— Task objective —
For the listing below, give the count of lines containing "celui", and no other text.

— Recorded information —
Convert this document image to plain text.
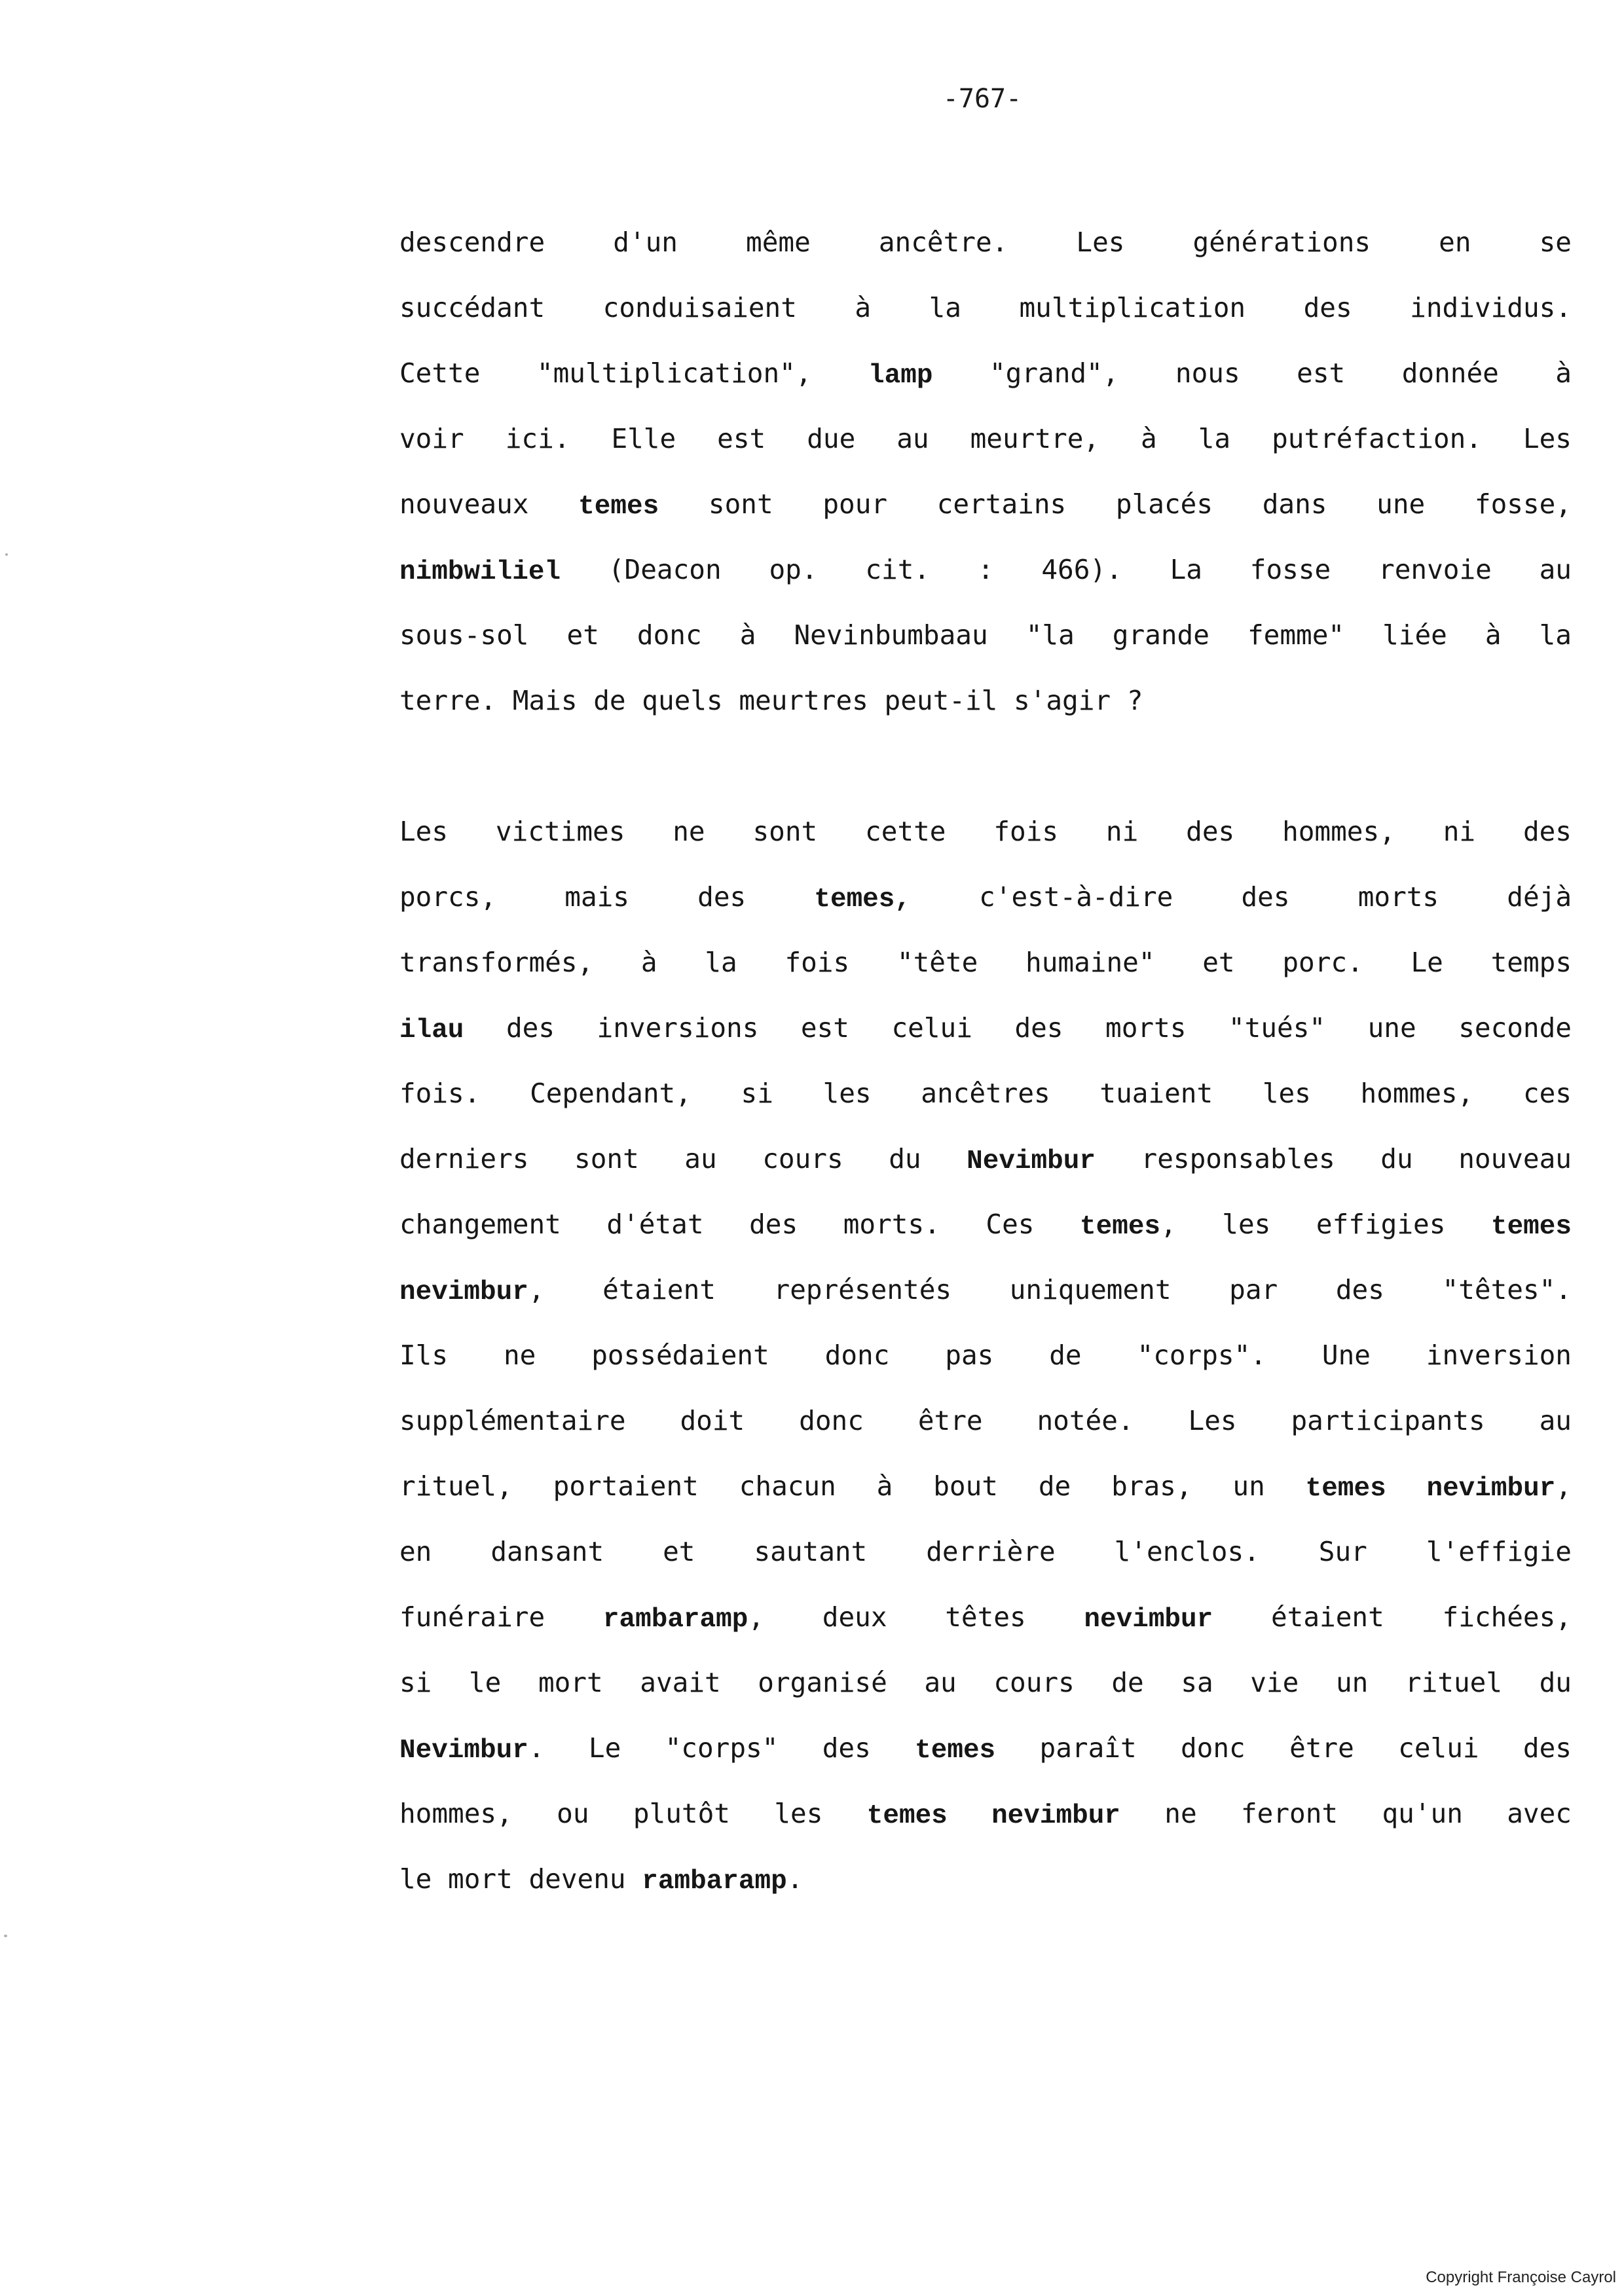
-767-
descendre d'un même ancêtre. Les générations en se
succédant conduisaient à la multiplication des individus.
Cette "multiplication", lamp "grand", nous est donnée à
voir ici. Elle est due au meurtre, à la putréfaction. Les
nouveaux temes sont pour certains placés dans une fosse,
nimbwiliel (Deacon op. cit. : 466). La fosse renvoie au
sous-sol et donc à Nevinbumbaau "la grande femme" liée à la
terre. Mais de quels meurtres peut-il s'agir ?
Les victimes ne sont cette fois ni des hommes, ni des
porcs, mais des temes, c'est-à-dire des morts déjà
transformés, à la fois "tête humaine" et porc. Le temps
ilau des inversions est celui des morts "tués" une seconde
fois. Cependant, si les ancêtres tuaient les hommes, ces
derniers sont au cours du Nevimbur responsables du nouveau
changement d'état des morts. Ces temes, les effigies temes
nevimbur, étaient représentés uniquement par des "têtes".
Ils ne possédaient donc pas de "corps". Une inversion
supplémentaire doit donc être notée. Les participants au
rituel, portaient chacun à bout de bras, un temes nevimbur,
en dansant et sautant derrière l'enclos. Sur l'effigie
funéraire rambaramp, deux têtes nevimbur étaient fichées,
si le mort avait organisé au cours de sa vie un rituel du
Nevimbur. Le "corps" des temes paraît donc être celui des
hommes, ou plutôt les temes nevimbur ne feront qu'un avec
le mort devenu rambaramp.
Copyright Françoise Cayrol
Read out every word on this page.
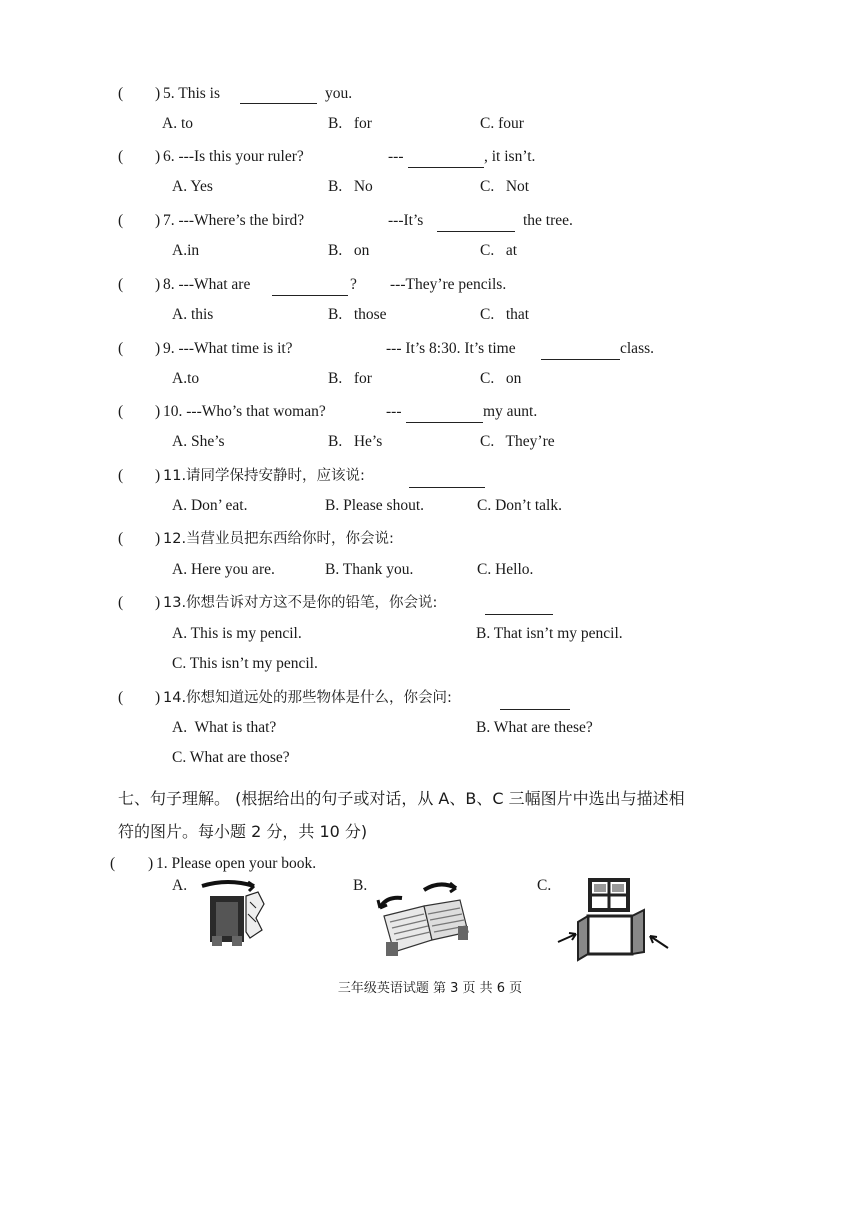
( ) 5. This is	you.
A. to	B.   for	C. four
( ) 6. ---Is this your ruler?	---	, it isn’t.
A. Yes	B.   No	C.   Not
( ) 7. ---Where’s the bird?	---It’s	the tree.
A.in	B.   on	C.   at
( ) 8. ---What are	? ---They’re pencils.
A. this	B.   those	C.   that
( ) 9. ---What time is it?	--- It’s 8:30. It’s time	class.
A.to	B.   for	C.   on
( ) 10. ---Who’s that woman?	---	my aunt.
A. She’s	B.   He’s	C.   They’re
( ) 11.请同学保持安静时，应该说:
A. Don’ eat.	B. Please shout.	C. Don’t talk.
( ) 12.当营业员把东西给你时，你会说:
A. Here you are.	B. Thank you.	C. Hello.
( ) 13.你想告诉对方这不是你的铅笔，你会说:
A. This is my pencil.	B. That isn’t my pencil.
C. This isn’t my pencil.
( ) 14.你想知道远处的那些物体是什么，你会问:
A.  What is that?	B. What are these?
C. What are those?
七、句子理解。 (根据给出的句子或对话，从 A、B、C 三幅图片中选出与描述相
符的图片。每小题 2 分，共 10 分)
( ) 1. Please open your book.
A.	B.	C.
三年级英语试题 第 3 页 共 6 页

— Finished task —
2